## Excerpted text:
BEGIN
A Short Analysis of Walt Whitman’s ‘A Noiseless Patient Spider’

A summary of a short Whitman poem

‘A Noiseless Patient Spider’ is a little gem of a poem among Walt Whitman’s oeuvre. In this post we’d like to share the poem, and offer a few words of analysis. What does Whitman mean by using the ‘noiseless patient spider’ when depicting his own soul?

A noiseless patient spider,
I mark’d where on a little promontory it stood isolated,
Mark’d how to explore the vacant vast surrounding,
It launch’d forth filament, filament, filament, out of itself,
Ever unreeling them, ever tirelessly speeding them.

And you O my soul where you stand,
Surrounded, detached, in measureless oceans of space,
Ceaselessly musing, venturing, throwing, seeking the spheres to connect them,
Till the bridge you will need be form’d, till the ductile anchor hold,
Till the gossamer thread you fling catch somewhere, O my soul.

In summary, ‘A Noiseless Patient Spider’ is divided into two stanzas: the first observes the ‘noiseless patient spider’ of the poem’s title, and the second considers the poet’s own soul and the way it is undertaking a similar attempt to build ‘gossamer’ bridges between things, much as the spider builds a web.

This connection between the spider’s activities and the speaker’s soul – both of which are patiently yet desperately striving to achieve a link or bridge between themselves and something else – is reinforced by the grammar in the opening two lines:

A noiseless patient spider,
I mark’d where on a little promontory it stood isolated

This is like the common grammatical solecism known as the dangling participle (example: ‘Upon reading him, Dickens seems to be a great novelist’ – where the grammar of the sentence makes it sound as though Dickens, and not the critic, is the one doing the reading). ‘A noiseless patient spider, I’: this is ambiguous, since that opening line could refer to the thing being observed (which does, indeed, turn out to be the case) or to the ‘I’ doing the observing (where ‘noiseless patient spider’ would be used metaphorically to suggest the speaker’s patience and silence in observing).
END
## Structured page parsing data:
BEGIN
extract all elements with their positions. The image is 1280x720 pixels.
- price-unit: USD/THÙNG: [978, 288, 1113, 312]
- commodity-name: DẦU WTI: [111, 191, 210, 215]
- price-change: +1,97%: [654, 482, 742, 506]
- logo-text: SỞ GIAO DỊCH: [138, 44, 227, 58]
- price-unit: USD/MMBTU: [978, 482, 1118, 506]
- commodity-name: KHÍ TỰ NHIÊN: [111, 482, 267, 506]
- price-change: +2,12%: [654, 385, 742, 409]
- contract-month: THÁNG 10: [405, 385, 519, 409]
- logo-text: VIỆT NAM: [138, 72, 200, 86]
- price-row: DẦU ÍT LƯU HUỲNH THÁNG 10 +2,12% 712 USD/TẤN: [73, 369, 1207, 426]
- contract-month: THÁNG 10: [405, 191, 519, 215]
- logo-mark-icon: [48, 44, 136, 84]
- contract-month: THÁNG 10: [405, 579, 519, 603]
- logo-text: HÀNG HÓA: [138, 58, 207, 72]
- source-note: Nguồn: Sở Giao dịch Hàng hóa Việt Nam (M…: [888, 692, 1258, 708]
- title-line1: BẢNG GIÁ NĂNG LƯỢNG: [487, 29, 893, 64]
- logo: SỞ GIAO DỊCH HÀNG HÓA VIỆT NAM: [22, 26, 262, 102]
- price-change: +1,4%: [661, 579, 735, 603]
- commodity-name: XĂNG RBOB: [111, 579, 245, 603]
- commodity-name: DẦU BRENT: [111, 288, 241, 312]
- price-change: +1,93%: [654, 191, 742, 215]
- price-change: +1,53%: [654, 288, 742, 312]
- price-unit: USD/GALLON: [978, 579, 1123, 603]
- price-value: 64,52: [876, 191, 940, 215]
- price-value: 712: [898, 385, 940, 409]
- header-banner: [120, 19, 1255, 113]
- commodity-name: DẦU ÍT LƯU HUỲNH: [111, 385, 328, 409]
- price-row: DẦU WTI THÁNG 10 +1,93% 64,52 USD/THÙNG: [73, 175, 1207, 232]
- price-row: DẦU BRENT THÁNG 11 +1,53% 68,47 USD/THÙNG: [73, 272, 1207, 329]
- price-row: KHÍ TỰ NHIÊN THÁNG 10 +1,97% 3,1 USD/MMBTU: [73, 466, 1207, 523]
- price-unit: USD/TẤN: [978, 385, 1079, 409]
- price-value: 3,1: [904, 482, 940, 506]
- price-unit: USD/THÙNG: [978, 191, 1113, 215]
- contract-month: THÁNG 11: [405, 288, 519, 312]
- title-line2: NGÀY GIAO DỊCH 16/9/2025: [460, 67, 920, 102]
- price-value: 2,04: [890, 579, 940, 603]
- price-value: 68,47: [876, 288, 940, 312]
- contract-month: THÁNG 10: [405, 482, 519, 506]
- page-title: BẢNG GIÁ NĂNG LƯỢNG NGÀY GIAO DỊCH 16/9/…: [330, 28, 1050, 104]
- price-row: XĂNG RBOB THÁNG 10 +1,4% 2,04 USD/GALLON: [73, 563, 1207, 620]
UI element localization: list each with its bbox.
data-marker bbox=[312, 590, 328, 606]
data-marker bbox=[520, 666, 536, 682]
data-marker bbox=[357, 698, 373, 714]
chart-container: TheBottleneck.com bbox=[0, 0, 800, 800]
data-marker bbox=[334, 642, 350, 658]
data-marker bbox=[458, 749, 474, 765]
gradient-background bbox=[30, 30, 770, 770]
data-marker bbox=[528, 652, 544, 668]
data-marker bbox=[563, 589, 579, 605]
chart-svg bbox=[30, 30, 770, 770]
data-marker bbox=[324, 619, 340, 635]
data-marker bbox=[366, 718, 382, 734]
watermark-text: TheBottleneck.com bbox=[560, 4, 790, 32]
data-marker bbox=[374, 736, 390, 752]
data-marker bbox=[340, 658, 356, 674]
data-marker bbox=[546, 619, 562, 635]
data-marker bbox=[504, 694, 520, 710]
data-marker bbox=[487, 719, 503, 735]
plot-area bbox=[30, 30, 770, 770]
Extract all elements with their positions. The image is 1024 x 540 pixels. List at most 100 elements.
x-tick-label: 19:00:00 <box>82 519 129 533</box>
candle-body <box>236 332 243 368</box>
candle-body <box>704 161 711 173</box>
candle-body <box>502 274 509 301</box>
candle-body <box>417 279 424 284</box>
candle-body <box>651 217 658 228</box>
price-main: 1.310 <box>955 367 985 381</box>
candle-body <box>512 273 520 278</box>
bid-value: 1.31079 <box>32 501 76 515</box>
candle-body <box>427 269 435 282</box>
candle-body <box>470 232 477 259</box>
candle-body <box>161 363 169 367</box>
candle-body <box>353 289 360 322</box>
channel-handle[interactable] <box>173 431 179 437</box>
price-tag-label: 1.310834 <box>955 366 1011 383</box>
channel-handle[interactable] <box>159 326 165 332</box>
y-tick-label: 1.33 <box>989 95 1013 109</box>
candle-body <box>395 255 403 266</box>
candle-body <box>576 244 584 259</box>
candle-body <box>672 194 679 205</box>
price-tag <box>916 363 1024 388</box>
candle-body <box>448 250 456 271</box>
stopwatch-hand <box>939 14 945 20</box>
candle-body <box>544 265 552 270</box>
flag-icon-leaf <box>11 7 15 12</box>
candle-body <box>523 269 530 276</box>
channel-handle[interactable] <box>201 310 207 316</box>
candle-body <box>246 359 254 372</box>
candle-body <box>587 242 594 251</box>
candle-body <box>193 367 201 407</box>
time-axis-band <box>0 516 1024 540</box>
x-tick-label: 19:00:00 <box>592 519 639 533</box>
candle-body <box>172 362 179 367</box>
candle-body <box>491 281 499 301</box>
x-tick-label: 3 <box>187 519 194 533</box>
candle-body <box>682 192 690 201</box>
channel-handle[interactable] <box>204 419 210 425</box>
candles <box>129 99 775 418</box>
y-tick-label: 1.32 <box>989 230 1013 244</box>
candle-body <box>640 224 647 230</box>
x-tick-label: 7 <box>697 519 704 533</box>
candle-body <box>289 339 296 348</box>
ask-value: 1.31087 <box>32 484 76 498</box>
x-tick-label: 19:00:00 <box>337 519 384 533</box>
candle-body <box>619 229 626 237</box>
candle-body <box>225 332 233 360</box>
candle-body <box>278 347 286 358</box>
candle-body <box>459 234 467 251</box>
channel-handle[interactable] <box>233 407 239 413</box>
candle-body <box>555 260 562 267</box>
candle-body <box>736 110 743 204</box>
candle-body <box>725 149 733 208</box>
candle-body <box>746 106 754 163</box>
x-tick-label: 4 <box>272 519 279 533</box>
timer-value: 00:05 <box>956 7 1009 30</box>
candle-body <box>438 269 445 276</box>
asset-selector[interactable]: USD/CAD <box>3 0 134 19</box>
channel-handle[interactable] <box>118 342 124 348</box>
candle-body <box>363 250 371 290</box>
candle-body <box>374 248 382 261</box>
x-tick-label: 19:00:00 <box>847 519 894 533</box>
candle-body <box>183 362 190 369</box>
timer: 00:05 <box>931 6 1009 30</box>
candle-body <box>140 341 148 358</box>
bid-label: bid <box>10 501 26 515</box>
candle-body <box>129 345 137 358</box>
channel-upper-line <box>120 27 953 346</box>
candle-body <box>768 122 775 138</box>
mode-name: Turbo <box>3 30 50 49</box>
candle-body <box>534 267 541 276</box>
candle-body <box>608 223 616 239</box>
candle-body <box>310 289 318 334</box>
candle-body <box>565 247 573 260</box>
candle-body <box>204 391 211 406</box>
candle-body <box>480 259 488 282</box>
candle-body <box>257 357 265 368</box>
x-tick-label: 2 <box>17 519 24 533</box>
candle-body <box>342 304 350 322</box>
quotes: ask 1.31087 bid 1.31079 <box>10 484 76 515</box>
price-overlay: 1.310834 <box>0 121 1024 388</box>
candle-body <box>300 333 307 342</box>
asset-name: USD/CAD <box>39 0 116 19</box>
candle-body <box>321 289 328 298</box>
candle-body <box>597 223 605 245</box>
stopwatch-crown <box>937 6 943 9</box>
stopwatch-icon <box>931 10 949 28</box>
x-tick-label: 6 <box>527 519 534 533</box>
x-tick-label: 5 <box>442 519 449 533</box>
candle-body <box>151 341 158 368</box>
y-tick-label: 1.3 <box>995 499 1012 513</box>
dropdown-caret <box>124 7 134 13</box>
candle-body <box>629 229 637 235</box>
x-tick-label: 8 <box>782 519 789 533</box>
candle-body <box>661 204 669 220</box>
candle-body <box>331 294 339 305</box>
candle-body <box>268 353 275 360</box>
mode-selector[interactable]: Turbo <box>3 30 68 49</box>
END
## Exercises to complete:
A: Answer these questions about the analysis of Whitman's spider poem:
(i) Into how many stanzas is the poem divided?
(ii) What does the spider launch forth out of itself?
(iii) What grammatical error does the analysis liken the opening two lines to?
B: Carry on the analysis of Whitman's spider poem, picking up after its final sentence.

## Responses per task:
A:
(i) Two stanzas.
(ii) Filament.
(iii) The dangling participle.

B:
Although ‘A Noiseless Patient Spider’ is unrhymed (as we’d expect from free-verse pioneer Walt Whitman), the final two lines move towards rhyme with hold/soul, as if suggesting a gossamer-thin bridge between the lines of the poem has been formed (lines of poetry, but the spider’s threads are lines as well, of course). This is imperfect and delicate, though: not the solid and unbreakable rhyme of, say, hold/sold but merely hold/soul. It is not the firm rhyme of an Alexander Pope couplet, like this one from An Essay on Man:

The spider’s touch, how exquisitely fine!
Feels at each thread, and lives along the line.

Whitman hasn’t found the way to forge such connections yet, but the half-rhyme in that final ‘couplet’ suggests that such a coupling may be possible after all. ‘A Noiseless Patient Spider’ is a fine short poem by one of American literature’s great pioneers of free verse.